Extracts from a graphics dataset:
|---|

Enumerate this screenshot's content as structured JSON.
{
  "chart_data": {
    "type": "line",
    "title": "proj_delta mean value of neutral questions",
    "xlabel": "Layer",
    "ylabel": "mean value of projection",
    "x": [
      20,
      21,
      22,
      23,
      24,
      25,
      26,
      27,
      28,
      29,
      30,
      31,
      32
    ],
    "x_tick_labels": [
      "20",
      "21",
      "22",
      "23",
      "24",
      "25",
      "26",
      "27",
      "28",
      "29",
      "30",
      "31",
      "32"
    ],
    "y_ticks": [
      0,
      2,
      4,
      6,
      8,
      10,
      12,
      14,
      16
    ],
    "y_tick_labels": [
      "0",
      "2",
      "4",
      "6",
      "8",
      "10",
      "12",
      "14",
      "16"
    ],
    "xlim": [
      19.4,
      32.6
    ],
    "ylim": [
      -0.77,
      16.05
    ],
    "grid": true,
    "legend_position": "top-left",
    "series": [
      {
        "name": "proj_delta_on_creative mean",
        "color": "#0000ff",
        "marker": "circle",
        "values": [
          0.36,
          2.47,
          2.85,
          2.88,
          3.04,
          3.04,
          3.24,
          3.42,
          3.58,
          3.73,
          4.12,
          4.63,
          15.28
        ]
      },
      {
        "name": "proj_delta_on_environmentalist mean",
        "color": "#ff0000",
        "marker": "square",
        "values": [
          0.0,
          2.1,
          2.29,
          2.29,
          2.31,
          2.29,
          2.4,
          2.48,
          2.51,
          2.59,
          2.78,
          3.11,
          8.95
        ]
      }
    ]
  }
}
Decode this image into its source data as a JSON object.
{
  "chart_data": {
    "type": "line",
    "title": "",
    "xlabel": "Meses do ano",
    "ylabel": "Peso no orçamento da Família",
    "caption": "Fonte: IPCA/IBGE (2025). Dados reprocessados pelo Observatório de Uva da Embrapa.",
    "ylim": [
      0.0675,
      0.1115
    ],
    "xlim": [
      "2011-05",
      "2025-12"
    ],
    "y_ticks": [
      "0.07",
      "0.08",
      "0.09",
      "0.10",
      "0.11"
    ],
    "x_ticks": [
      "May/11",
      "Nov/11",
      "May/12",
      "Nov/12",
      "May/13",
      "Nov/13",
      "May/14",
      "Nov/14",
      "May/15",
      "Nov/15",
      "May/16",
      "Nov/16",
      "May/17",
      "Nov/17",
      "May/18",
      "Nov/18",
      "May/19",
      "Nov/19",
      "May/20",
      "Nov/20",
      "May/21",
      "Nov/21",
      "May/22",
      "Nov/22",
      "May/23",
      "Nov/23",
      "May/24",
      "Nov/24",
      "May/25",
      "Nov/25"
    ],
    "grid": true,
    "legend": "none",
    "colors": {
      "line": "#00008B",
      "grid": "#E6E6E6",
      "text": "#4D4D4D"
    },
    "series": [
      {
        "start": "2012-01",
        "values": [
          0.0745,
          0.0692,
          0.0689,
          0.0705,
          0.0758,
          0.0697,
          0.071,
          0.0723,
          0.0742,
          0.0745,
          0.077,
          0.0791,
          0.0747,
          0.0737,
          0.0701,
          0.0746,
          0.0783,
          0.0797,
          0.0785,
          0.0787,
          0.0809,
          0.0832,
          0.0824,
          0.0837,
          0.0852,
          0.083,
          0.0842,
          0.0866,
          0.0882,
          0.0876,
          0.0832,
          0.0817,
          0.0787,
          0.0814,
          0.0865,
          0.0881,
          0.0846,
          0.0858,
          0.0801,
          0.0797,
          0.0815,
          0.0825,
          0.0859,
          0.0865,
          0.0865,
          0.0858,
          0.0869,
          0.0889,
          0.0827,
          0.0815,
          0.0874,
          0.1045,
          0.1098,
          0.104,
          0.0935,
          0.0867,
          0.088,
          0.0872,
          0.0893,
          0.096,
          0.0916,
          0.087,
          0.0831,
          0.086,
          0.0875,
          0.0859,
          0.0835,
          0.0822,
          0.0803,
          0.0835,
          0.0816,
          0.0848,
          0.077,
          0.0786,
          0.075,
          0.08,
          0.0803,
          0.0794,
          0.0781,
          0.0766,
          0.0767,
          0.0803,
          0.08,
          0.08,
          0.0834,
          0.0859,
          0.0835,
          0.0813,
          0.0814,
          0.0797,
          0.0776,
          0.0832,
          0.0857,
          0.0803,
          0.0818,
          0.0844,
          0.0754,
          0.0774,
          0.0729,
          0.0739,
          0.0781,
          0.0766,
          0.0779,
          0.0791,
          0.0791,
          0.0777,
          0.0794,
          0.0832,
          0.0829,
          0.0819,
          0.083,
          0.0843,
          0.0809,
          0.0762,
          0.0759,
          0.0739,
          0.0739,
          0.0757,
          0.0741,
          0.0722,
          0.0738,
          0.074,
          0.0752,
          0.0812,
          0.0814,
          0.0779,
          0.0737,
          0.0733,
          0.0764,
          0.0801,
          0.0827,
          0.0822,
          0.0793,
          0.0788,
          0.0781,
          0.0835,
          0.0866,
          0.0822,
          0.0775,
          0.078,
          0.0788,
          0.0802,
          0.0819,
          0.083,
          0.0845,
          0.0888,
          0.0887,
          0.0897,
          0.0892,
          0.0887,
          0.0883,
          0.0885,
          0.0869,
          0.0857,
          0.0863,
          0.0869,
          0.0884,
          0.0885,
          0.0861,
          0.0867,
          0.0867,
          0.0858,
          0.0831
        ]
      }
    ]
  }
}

|---|

▸ WORK TO BE COMPLETED: Write out the records above again, keeping each one identical to the original.

▸ CORRECT OUTPUT:
Enumerate this screenshot's content as structured JSON.
{
  "chart_data": {
    "type": "line",
    "title": "proj_delta mean value of neutral questions",
    "xlabel": "Layer",
    "ylabel": "mean value of projection",
    "x": [
      20,
      21,
      22,
      23,
      24,
      25,
      26,
      27,
      28,
      29,
      30,
      31,
      32
    ],
    "x_tick_labels": [
      "20",
      "21",
      "22",
      "23",
      "24",
      "25",
      "26",
      "27",
      "28",
      "29",
      "30",
      "31",
      "32"
    ],
    "y_ticks": [
      0,
      2,
      4,
      6,
      8,
      10,
      12,
      14,
      16
    ],
    "y_tick_labels": [
      "0",
      "2",
      "4",
      "6",
      "8",
      "10",
      "12",
      "14",
      "16"
    ],
    "xlim": [
      19.4,
      32.6
    ],
    "ylim": [
      -0.77,
      16.05
    ],
    "grid": true,
    "legend_position": "top-left",
    "series": [
      {
        "name": "proj_delta_on_creative mean",
        "color": "#0000ff",
        "marker": "circle",
        "values": [
          0.36,
          2.47,
          2.85,
          2.88,
          3.04,
          3.04,
          3.24,
          3.42,
          3.58,
          3.73,
          4.12,
          4.63,
          15.28
        ]
      },
      {
        "name": "proj_delta_on_environmentalist mean",
        "color": "#ff0000",
        "marker": "square",
        "values": [
          0.0,
          2.1,
          2.29,
          2.29,
          2.31,
          2.29,
          2.4,
          2.48,
          2.51,
          2.59,
          2.78,
          3.11,
          8.95
        ]
      }
    ]
  }
}
Decode this image into its source data as a JSON object.
{
  "chart_data": {
    "type": "line",
    "title": "",
    "xlabel": "Meses do ano",
    "ylabel": "Peso no orçamento da Família",
    "caption": "Fonte: IPCA/IBGE (2025). Dados reprocessados pelo Observatório de Uva da Embrapa.",
    "ylim": [
      0.0675,
      0.1115
    ],
    "xlim": [
      "2011-05",
      "2025-12"
    ],
    "y_ticks": [
      "0.07",
      "0.08",
      "0.09",
      "0.10",
      "0.11"
    ],
    "x_ticks": [
      "May/11",
      "Nov/11",
      "May/12",
      "Nov/12",
      "May/13",
      "Nov/13",
      "May/14",
      "Nov/14",
      "May/15",
      "Nov/15",
      "May/16",
      "Nov/16",
      "May/17",
      "Nov/17",
      "May/18",
      "Nov/18",
      "May/19",
      "Nov/19",
      "May/20",
      "Nov/20",
      "May/21",
      "Nov/21",
      "May/22",
      "Nov/22",
      "May/23",
      "Nov/23",
      "May/24",
      "Nov/24",
      "May/25",
      "Nov/25"
    ],
    "grid": true,
    "legend": "none",
    "colors": {
      "line": "#00008B",
      "grid": "#E6E6E6",
      "text": "#4D4D4D"
    },
    "series": [
      {
        "start": "2012-01",
        "values": [
          0.0745,
          0.0692,
          0.0689,
          0.0705,
          0.0758,
          0.0697,
          0.071,
          0.0723,
          0.0742,
          0.0745,
          0.077,
          0.0791,
          0.0747,
          0.0737,
          0.0701,
          0.0746,
          0.0783,
          0.0797,
          0.0785,
          0.0787,
          0.0809,
          0.0832,
          0.0824,
          0.0837,
          0.0852,
          0.083,
          0.0842,
          0.0866,
          0.0882,
          0.0876,
          0.0832,
          0.0817,
          0.0787,
          0.0814,
          0.0865,
          0.0881,
          0.0846,
          0.0858,
          0.0801,
          0.0797,
          0.0815,
          0.0825,
          0.0859,
          0.0865,
          0.0865,
          0.0858,
          0.0869,
          0.0889,
          0.0827,
          0.0815,
          0.0874,
          0.1045,
          0.1098,
          0.104,
          0.0935,
          0.0867,
          0.088,
          0.0872,
          0.0893,
          0.096,
          0.0916,
          0.087,
          0.0831,
          0.086,
          0.0875,
          0.0859,
          0.0835,
          0.0822,
          0.0803,
          0.0835,
          0.0816,
          0.0848,
          0.077,
          0.0786,
          0.075,
          0.08,
          0.0803,
          0.0794,
          0.0781,
          0.0766,
          0.0767,
          0.0803,
          0.08,
          0.08,
          0.0834,
          0.0859,
          0.0835,
          0.0813,
          0.0814,
          0.0797,
          0.0776,
          0.0832,
          0.0857,
          0.0803,
          0.0818,
          0.0844,
          0.0754,
          0.0774,
          0.0729,
          0.0739,
          0.0781,
          0.0766,
          0.0779,
          0.0791,
          0.0791,
          0.0777,
          0.0794,
          0.0832,
          0.0829,
          0.0819,
          0.083,
          0.0843,
          0.0809,
          0.0762,
          0.0759,
          0.0739,
          0.0739,
          0.0757,
          0.0741,
          0.0722,
          0.0738,
          0.074,
          0.0752,
          0.0812,
          0.0814,
          0.0779,
          0.0737,
          0.0733,
          0.0764,
          0.0801,
          0.0827,
          0.0822,
          0.0793,
          0.0788,
          0.0781,
          0.0835,
          0.0866,
          0.0822,
          0.0775,
          0.078,
          0.0788,
          0.0802,
          0.0819,
          0.083,
          0.0845,
          0.0888,
          0.0887,
          0.0897,
          0.0892,
          0.0887,
          0.0883,
          0.0885,
          0.0869,
          0.0857,
          0.0863,
          0.0869,
          0.0884,
          0.0885,
          0.0861,
          0.0867,
          0.0867,
          0.0858,
          0.0831
        ]
      }
    ]
  }
}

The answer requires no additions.